- WHAT TO PRODUCE:
Pull out each line of the records holding the string "Bielecki".

-- begin --

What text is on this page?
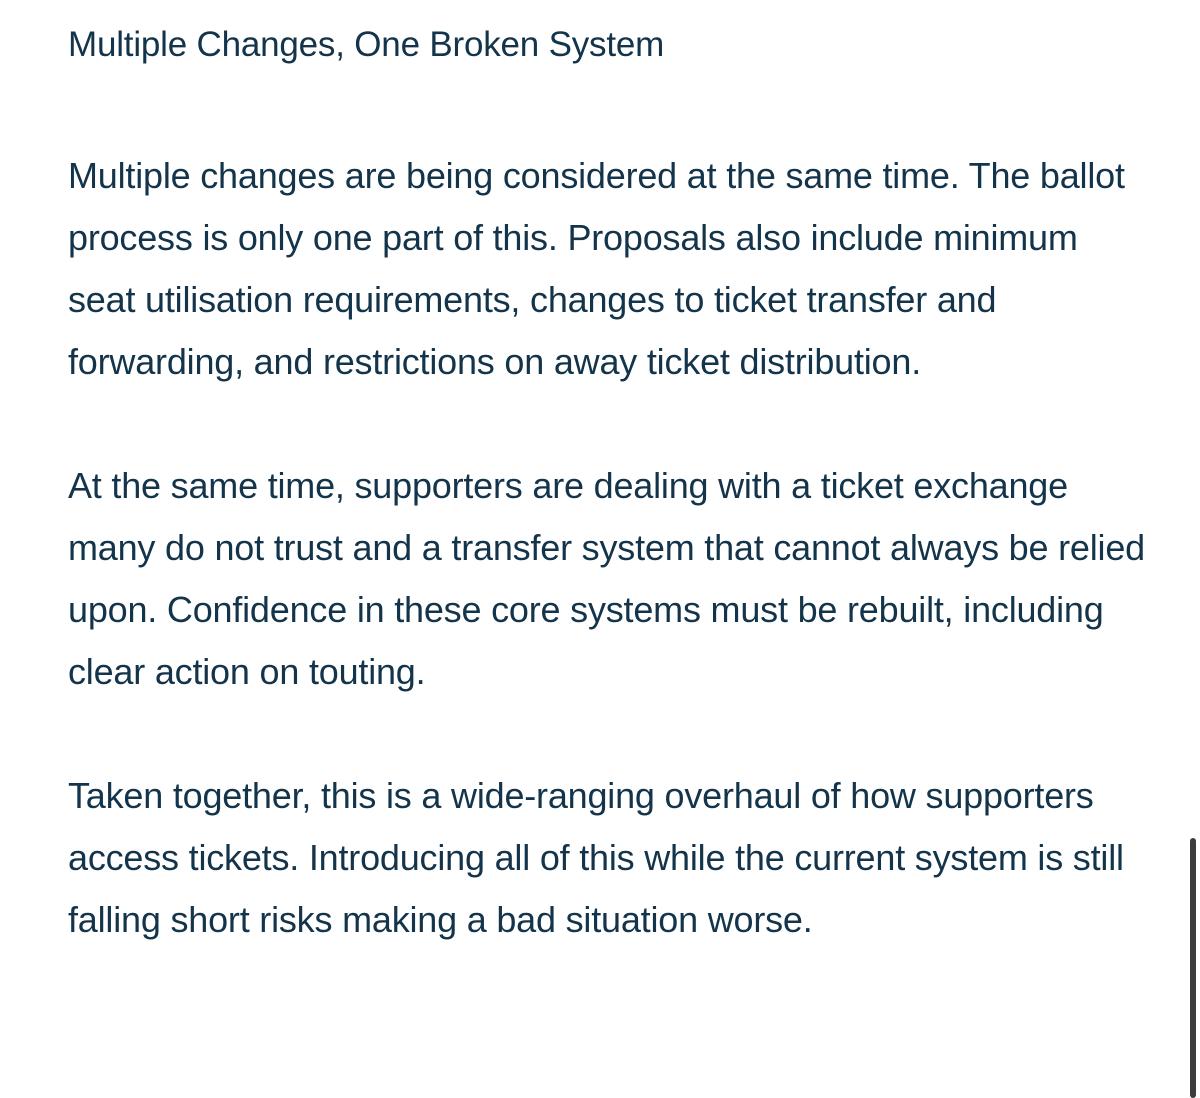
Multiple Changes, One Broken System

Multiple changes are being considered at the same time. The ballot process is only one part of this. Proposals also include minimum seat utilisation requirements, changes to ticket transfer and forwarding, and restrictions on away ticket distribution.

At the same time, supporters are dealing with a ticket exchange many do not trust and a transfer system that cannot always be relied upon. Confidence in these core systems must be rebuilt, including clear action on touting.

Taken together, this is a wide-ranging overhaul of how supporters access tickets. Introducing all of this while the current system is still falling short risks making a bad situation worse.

-- end --
-- begin --

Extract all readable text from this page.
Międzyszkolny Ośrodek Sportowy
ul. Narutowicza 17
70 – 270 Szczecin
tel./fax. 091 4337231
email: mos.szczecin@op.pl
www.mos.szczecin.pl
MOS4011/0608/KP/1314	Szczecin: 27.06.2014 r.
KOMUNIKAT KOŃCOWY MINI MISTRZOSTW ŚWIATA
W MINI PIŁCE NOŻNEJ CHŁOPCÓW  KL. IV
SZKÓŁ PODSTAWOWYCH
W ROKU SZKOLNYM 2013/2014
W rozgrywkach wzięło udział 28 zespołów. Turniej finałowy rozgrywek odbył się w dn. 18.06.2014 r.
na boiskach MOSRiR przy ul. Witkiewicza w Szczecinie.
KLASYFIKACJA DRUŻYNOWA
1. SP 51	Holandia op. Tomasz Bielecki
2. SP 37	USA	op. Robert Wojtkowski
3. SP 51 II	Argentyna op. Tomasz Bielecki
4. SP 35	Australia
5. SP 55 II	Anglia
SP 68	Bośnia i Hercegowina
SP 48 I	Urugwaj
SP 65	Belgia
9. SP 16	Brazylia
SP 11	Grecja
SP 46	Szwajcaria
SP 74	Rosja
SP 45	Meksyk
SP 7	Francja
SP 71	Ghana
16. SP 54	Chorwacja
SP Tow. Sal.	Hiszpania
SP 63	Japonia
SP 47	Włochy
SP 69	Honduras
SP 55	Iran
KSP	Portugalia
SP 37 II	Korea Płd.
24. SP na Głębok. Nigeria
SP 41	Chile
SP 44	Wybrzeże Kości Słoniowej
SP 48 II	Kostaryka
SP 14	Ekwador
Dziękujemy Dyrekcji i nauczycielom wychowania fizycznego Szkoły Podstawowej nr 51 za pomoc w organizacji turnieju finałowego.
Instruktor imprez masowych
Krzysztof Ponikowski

-- end --

- WRITTEN ANSWER:
1. SP 51	Holandia op. Tomasz Bielecki
3. SP 51 II	Argentyna op. Tomasz Bielecki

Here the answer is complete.